ACTIVITY:
The answer must consist of every line in the data below that holds the word "capable".

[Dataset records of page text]
*** Begin section ***

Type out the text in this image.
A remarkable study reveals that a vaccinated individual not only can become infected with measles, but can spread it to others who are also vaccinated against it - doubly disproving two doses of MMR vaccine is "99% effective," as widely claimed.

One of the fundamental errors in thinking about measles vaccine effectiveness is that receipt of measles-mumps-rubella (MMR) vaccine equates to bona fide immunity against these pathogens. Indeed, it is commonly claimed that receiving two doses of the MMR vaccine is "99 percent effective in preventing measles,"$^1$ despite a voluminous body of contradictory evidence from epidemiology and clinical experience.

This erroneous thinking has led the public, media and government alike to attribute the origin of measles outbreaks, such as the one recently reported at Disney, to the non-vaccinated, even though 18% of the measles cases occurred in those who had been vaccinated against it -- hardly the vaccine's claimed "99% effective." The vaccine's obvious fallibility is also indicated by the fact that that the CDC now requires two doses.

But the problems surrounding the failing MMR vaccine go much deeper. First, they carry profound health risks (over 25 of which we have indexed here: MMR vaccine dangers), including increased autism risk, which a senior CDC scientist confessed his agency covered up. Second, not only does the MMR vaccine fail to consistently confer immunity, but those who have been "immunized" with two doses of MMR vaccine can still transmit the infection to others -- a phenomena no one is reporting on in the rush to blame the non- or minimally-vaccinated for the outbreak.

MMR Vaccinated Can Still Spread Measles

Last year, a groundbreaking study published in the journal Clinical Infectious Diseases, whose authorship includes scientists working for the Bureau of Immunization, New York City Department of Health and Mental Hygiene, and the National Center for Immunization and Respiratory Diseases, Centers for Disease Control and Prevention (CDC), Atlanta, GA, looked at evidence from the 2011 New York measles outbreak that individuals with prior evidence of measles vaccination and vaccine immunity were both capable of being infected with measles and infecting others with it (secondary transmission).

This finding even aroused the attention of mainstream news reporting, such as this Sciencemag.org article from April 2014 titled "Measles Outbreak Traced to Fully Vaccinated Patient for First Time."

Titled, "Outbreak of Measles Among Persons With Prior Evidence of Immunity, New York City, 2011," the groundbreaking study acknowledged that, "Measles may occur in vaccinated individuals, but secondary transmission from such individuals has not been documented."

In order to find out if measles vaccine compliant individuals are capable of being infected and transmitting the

*** End section ***
*** Begin section ***

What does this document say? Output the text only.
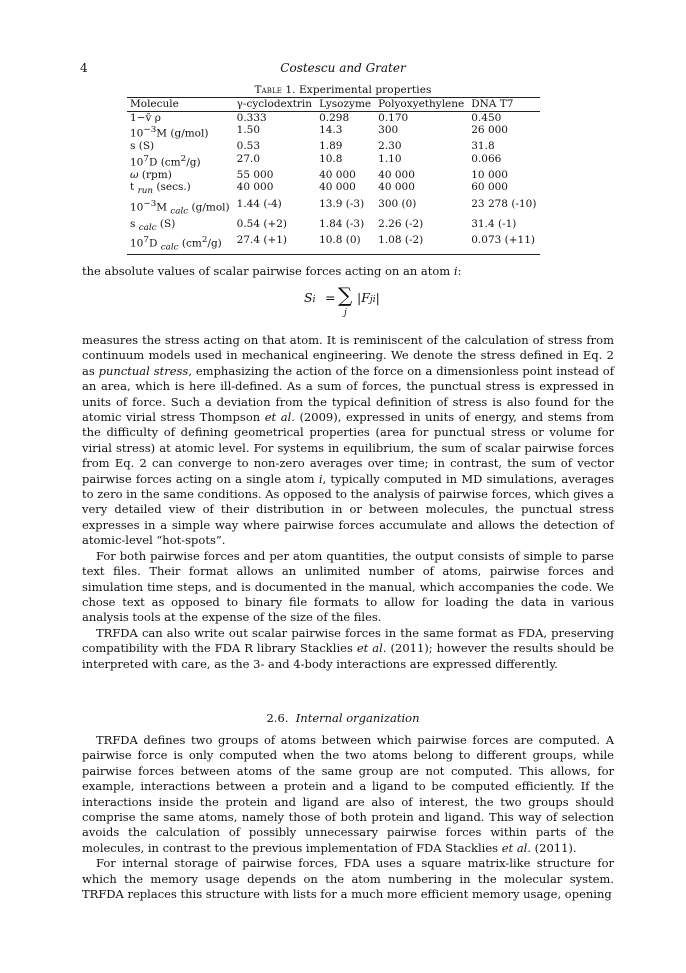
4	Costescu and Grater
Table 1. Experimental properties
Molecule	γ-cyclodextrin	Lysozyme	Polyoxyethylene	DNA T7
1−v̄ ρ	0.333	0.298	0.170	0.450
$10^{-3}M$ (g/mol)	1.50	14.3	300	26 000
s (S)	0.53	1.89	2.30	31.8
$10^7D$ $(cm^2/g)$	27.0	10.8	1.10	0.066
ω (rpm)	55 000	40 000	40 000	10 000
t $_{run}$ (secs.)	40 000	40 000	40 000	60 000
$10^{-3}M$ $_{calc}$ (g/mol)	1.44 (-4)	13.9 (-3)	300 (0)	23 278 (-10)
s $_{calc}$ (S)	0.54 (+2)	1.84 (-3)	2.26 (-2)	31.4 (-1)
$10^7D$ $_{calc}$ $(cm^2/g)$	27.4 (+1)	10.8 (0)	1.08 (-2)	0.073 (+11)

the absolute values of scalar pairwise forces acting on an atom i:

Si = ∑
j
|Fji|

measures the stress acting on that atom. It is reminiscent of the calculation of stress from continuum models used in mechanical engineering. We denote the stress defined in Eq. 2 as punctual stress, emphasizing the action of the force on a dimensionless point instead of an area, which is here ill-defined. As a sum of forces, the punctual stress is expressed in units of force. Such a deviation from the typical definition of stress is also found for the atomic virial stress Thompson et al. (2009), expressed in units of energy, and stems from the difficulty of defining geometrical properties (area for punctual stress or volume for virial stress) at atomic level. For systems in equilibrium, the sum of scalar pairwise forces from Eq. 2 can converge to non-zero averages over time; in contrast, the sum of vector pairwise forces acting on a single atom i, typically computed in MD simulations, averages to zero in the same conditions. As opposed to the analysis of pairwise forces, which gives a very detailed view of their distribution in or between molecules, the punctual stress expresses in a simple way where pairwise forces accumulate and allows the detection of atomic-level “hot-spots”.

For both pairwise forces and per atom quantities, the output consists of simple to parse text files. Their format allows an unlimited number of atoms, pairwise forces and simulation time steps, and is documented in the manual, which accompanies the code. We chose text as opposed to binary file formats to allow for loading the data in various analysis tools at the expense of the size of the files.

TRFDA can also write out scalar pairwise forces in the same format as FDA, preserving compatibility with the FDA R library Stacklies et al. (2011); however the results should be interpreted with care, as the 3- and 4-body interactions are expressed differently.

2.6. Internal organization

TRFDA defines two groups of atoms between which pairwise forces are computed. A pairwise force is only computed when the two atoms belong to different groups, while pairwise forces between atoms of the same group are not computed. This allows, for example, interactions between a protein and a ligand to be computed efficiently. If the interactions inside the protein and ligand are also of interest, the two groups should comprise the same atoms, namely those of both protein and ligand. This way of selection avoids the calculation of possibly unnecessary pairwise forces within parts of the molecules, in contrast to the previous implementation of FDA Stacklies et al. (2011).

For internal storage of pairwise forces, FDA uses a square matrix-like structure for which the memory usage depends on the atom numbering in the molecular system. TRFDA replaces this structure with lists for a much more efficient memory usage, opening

*** End section ***

OUTPUT:
Last year, a groundbreaking study published in the journal Clinical Infectious Diseases, whose authorship includes scientists working for the Bureau of Immunization, New York City Department of Health and Mental Hygiene, and the National Center for Immunization and Respiratory Diseases, Centers for Disease Control and Prevention (CDC), Atlanta, GA, looked at evidence from the 2011 New York measles outbreak that individuals with prior evidence of measles vaccination and vaccine immunity were both capable of being infected with measles and infecting others with it (secondary transmission).
In order to find out if measles vaccine compliant individuals are capable of being infected and transmitting the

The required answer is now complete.